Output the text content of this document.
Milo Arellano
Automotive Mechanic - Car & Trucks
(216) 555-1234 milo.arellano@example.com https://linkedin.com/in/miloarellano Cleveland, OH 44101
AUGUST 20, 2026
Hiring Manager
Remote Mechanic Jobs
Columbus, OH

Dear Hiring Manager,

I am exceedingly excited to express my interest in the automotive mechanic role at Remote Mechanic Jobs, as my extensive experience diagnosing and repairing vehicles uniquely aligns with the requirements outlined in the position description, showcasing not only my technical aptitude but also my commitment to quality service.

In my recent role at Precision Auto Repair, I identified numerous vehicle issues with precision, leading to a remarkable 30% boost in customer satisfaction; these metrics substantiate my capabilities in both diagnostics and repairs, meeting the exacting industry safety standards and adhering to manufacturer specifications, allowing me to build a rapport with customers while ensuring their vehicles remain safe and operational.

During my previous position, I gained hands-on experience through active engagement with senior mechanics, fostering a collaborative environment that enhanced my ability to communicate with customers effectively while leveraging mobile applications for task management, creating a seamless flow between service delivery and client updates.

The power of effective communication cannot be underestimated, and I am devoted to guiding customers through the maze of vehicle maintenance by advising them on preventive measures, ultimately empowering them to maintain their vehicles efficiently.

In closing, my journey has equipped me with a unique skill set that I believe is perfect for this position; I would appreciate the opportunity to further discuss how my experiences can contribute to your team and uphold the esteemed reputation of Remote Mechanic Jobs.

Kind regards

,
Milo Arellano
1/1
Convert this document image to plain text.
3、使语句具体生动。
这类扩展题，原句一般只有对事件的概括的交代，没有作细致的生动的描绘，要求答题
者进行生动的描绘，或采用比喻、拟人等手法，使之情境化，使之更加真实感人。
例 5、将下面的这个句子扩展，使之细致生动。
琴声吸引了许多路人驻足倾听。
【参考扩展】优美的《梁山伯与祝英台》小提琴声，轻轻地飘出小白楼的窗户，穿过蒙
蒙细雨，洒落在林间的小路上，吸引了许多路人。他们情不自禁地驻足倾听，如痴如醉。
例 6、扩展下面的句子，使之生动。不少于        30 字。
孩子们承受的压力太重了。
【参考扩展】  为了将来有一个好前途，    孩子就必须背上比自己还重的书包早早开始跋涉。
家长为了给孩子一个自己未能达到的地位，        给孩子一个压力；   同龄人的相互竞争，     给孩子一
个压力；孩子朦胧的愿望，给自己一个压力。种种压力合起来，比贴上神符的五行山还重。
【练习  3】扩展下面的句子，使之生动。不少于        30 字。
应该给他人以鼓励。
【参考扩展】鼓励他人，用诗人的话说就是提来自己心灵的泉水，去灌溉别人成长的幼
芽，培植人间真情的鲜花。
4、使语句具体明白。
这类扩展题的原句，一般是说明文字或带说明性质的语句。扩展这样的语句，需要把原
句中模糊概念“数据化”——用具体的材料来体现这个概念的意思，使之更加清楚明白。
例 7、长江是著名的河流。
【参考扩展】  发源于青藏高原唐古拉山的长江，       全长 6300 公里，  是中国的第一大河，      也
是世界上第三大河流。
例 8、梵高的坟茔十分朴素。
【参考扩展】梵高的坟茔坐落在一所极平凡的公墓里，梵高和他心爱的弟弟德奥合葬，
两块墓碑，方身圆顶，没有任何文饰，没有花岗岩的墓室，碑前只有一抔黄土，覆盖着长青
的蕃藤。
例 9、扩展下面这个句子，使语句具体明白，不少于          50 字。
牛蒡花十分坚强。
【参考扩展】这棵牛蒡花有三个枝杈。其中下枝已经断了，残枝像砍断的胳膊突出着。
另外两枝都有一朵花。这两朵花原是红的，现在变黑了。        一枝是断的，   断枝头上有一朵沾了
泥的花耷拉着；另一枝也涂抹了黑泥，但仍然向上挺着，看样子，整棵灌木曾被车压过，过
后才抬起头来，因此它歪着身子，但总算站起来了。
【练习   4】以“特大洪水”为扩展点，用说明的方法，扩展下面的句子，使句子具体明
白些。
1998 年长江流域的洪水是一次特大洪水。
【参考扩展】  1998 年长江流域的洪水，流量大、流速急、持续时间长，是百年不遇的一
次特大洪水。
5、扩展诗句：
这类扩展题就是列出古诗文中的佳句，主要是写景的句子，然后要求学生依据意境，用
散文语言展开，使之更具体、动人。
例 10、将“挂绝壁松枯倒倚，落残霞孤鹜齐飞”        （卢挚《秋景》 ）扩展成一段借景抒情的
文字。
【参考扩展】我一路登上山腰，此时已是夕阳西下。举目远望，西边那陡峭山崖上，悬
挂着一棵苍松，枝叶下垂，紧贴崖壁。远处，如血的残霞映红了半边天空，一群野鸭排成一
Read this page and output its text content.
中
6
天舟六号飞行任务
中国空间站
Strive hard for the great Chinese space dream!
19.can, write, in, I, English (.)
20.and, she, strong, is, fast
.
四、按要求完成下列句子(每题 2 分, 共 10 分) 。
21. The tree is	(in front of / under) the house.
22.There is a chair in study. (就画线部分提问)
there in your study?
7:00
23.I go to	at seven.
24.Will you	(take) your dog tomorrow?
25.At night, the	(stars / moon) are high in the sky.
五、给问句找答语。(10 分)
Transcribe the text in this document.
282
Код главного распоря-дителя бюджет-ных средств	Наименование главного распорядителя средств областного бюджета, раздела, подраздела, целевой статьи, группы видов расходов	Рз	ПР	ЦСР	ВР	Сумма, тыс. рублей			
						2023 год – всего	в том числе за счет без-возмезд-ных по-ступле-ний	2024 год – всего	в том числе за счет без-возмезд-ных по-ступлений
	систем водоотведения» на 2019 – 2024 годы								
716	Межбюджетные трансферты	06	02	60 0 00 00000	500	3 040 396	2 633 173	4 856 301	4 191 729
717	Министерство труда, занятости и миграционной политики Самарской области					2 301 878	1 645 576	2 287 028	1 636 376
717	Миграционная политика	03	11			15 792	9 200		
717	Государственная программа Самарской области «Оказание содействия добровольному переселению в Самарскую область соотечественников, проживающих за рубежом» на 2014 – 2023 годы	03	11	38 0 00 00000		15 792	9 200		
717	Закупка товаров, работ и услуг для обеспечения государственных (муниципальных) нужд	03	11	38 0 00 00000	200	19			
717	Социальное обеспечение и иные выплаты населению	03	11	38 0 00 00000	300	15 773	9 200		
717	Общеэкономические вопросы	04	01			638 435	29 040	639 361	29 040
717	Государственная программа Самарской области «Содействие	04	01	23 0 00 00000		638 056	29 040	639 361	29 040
----
*EXERCISE DESCRIPTION*
Look above for the line that holds "Read this page and output its text content.", then copy it and each line after it exactly, through the last line of the data.

*ANSWER IN FULL*
Read this page and output its text content.
中
6
天舟六号飞行任务
中国空间站
Strive hard for the great Chinese space dream!
19.can, write, in, I, English (.)
20.and, she, strong, is, fast
.
四、按要求完成下列句子(每题 2 分, 共 10 分) 。
21. The tree is	(in front of / under) the house.
22.There is a chair in study. (就画线部分提问)
there in your study?
7:00
23.I go to	at seven.
24.Will you	(take) your dog tomorrow?
25.At night, the	(stars / moon) are high in the sky.
五、给问句找答语。(10 分)
Transcribe the text in this document.
282
Код главного распоря-дителя бюджет-ных средств	Наименование главного распорядителя средств областного бюджета, раздела, подраздела, целевой статьи, группы видов расходов	Рз	ПР	ЦСР	ВР	Сумма, тыс. рублей			
						2023 год – всего	в том числе за счет без-возмезд-ных по-ступле-ний	2024 год – всего	в том числе за счет без-возмезд-ных по-ступлений
	систем водоотведения» на 2019 – 2024 годы								
716	Межбюджетные трансферты	06	02	60 0 00 00000	500	3 040 396	2 633 173	4 856 301	4 191 729
717	Министерство труда, занятости и миграционной политики Самарской области					2 301 878	1 645 576	2 287 028	1 636 376
717	Миграционная политика	03	11			15 792	9 200		
717	Государственная программа Самарской области «Оказание содействия добровольному переселению в Самарскую область соотечественников, проживающих за рубежом» на 2014 – 2023 годы	03	11	38 0 00 00000		15 792	9 200		
717	Закупка товаров, работ и услуг для обеспечения государственных (муниципальных) нужд	03	11	38 0 00 00000	200	19			
717	Социальное обеспечение и иные выплаты населению	03	11	38 0 00 00000	300	15 773	9 200		
717	Общеэкономические вопросы	04	01			638 435	29 040	639 361	29 040
717	Государственная программа Самарской области «Содействие	04	01	23 0 00 00000		638 056	29 040	639 361	29 040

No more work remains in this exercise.